== What you are asked to do ==
Pull out each line in the items below that contains the string "series".

### Records to process

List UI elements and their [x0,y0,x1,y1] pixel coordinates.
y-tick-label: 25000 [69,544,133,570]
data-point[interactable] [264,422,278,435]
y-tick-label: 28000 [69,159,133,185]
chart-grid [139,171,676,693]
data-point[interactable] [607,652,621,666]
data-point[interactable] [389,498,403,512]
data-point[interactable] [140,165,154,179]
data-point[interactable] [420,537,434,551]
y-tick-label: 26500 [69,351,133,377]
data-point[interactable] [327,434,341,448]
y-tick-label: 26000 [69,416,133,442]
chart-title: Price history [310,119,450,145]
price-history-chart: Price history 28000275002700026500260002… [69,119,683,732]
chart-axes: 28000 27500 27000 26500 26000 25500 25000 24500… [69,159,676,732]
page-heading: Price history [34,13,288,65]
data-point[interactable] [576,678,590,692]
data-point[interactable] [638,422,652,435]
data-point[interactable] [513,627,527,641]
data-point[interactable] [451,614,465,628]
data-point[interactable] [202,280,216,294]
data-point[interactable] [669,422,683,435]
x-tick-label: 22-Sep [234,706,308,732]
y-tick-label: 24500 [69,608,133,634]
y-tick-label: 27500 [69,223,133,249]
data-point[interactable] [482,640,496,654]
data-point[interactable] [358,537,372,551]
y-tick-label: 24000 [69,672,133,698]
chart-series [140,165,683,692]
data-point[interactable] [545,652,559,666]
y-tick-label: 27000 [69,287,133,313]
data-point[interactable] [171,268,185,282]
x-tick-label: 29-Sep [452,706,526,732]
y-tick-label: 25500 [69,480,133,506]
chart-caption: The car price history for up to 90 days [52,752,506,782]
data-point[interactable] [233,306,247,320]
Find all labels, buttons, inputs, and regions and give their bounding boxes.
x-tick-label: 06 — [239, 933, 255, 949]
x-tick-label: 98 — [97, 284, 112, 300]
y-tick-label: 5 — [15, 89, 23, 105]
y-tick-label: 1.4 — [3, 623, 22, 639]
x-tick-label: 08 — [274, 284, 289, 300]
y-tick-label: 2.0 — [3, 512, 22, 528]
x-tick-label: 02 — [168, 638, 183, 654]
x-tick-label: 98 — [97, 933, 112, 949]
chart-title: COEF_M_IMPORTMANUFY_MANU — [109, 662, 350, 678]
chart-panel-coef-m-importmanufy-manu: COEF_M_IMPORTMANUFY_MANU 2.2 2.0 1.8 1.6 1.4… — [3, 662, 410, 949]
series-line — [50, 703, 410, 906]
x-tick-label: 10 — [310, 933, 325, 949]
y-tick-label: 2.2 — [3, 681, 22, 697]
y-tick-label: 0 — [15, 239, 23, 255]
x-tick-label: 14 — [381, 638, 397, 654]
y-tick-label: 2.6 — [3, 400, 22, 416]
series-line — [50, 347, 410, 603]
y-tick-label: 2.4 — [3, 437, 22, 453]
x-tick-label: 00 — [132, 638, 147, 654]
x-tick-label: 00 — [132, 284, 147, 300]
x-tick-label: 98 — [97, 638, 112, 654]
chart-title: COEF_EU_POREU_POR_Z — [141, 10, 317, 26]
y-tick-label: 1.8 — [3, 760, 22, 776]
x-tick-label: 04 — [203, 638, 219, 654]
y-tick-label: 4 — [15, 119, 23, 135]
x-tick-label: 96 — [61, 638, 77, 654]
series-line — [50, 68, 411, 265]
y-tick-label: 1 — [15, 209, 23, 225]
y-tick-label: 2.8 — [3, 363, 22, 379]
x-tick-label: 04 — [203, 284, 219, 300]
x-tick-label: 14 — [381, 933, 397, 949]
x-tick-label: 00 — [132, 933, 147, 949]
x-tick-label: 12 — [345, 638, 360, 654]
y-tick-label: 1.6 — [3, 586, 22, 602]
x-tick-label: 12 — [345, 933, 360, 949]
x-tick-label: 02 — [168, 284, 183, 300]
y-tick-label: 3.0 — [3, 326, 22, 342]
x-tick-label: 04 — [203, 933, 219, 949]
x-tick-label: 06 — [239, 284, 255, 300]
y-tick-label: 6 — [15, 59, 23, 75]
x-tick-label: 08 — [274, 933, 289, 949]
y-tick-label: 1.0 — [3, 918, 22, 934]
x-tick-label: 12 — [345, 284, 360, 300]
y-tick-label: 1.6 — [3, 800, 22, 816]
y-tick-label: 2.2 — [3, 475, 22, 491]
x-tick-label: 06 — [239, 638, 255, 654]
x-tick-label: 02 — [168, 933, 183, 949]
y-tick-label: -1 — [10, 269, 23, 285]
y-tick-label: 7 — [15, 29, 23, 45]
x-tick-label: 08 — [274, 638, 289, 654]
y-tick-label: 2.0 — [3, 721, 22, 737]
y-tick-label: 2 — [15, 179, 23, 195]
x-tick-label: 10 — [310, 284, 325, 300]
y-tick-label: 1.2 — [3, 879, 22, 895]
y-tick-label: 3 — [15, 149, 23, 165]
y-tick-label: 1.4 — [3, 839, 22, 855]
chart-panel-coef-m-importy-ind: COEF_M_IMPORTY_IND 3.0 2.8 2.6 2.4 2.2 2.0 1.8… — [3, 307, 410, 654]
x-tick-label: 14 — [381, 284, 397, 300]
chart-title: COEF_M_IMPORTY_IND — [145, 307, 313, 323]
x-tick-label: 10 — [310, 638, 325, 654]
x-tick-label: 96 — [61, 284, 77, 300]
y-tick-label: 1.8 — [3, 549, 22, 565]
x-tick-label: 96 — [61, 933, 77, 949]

######

== The completed task ==
chart-series [140,165,683,692]
series-line — [50, 703, 410, 906]
series-line — [50, 347, 410, 603]
series-line — [50, 68, 411, 265]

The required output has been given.